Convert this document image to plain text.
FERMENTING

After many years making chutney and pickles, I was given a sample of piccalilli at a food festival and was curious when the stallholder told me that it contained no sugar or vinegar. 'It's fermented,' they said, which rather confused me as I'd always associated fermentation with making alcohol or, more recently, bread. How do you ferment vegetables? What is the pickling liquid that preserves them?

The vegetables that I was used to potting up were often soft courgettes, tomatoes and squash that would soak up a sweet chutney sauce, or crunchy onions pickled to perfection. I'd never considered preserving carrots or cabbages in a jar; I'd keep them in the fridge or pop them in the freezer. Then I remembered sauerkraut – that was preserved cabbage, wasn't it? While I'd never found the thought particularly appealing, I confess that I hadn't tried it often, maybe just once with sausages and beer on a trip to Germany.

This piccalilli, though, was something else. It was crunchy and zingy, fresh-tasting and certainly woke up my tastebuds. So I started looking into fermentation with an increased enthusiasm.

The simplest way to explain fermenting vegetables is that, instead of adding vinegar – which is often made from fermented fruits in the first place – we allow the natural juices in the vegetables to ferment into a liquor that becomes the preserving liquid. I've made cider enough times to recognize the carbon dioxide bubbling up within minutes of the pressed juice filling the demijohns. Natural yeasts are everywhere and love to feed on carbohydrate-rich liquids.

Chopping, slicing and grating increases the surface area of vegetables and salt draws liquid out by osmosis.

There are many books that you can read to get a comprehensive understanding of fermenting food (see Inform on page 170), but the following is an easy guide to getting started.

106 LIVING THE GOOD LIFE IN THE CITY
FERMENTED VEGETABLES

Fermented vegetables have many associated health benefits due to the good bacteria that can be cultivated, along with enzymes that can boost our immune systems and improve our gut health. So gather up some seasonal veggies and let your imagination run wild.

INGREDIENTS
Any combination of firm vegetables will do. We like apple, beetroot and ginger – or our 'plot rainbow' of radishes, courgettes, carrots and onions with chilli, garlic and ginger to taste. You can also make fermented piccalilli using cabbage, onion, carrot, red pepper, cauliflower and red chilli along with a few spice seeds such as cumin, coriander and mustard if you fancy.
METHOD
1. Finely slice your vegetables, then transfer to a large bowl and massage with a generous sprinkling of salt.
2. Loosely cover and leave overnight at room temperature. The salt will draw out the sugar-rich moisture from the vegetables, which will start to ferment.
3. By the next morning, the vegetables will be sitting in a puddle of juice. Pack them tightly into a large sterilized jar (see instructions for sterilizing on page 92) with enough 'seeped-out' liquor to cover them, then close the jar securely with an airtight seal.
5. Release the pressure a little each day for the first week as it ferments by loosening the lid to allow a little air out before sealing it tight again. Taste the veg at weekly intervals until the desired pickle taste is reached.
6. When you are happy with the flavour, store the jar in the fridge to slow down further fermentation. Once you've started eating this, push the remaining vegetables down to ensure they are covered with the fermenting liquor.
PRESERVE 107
..........
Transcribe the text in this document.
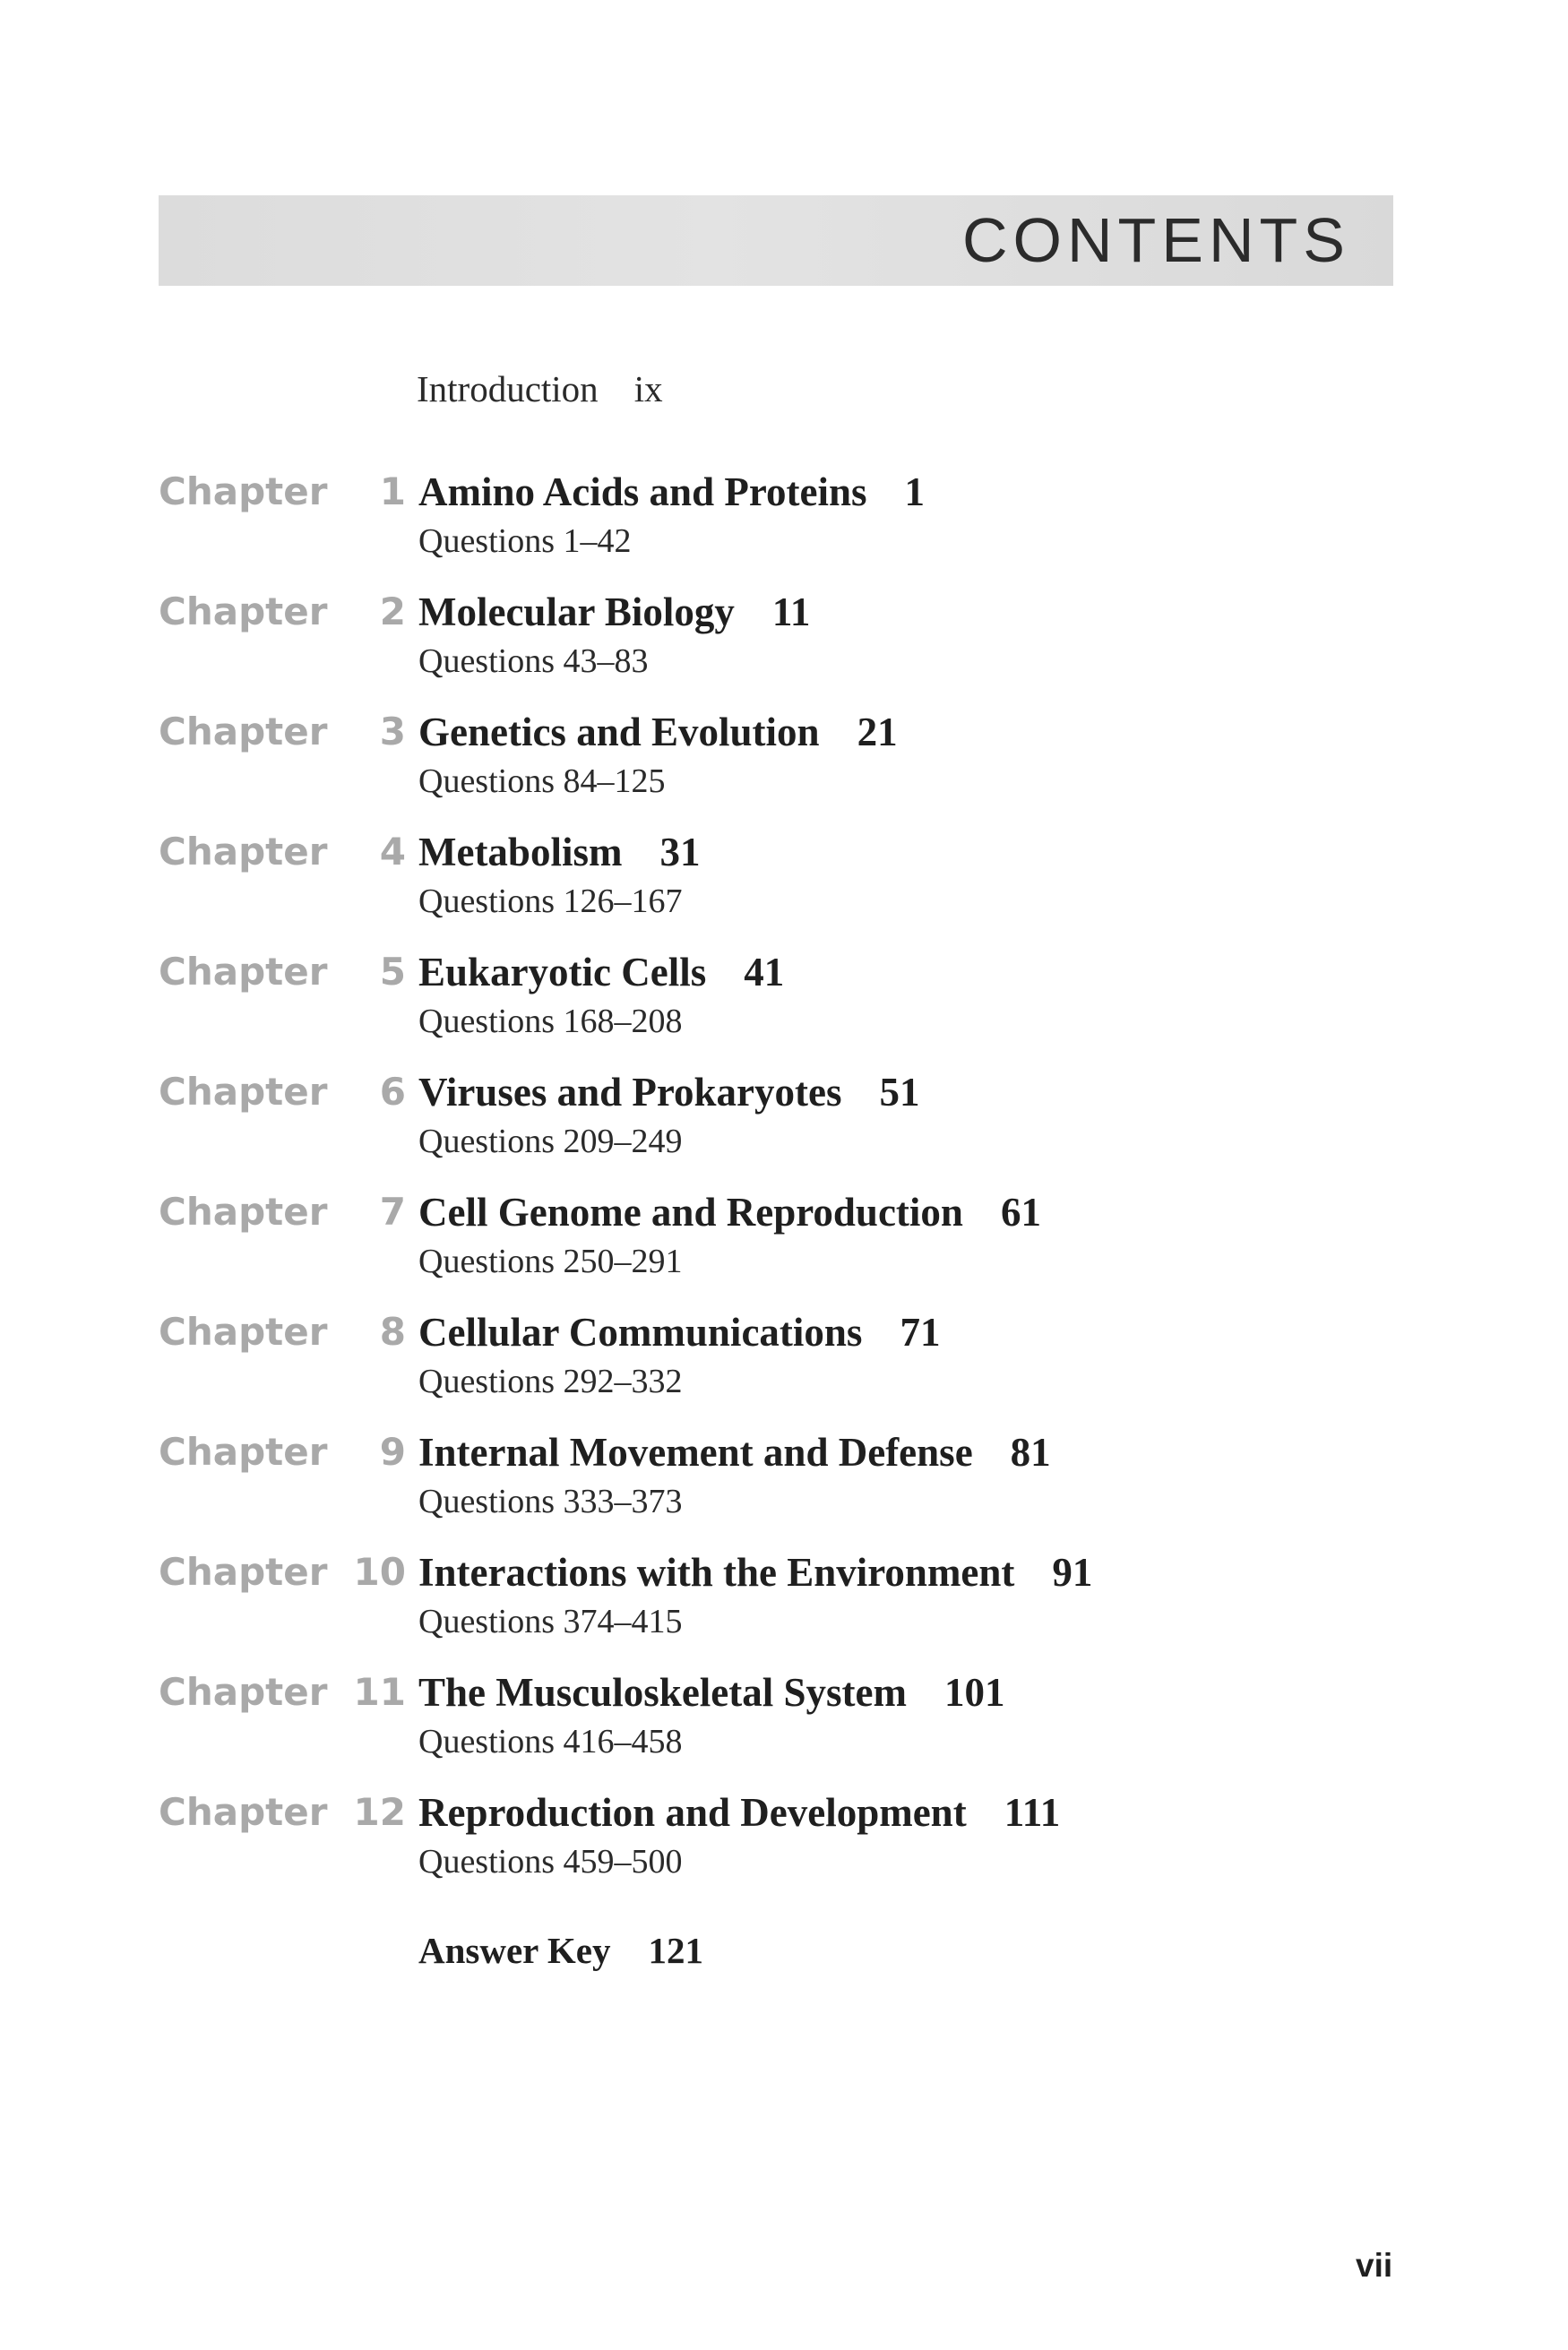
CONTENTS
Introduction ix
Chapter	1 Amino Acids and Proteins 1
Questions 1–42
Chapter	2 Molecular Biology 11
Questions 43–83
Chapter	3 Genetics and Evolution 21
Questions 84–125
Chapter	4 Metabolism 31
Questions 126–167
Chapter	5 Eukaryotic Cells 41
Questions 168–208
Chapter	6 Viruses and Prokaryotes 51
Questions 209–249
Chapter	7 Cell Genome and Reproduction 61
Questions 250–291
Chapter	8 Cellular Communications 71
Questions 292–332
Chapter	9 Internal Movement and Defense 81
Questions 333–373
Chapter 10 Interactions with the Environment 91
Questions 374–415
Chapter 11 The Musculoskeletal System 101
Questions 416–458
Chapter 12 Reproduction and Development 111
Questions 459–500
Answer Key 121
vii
..........
How to complete this task –
Check each line of the entries for the string "document". Copy the lines that have it.

Reply –
Convert this document image to plain text.
Transcribe the text in this document.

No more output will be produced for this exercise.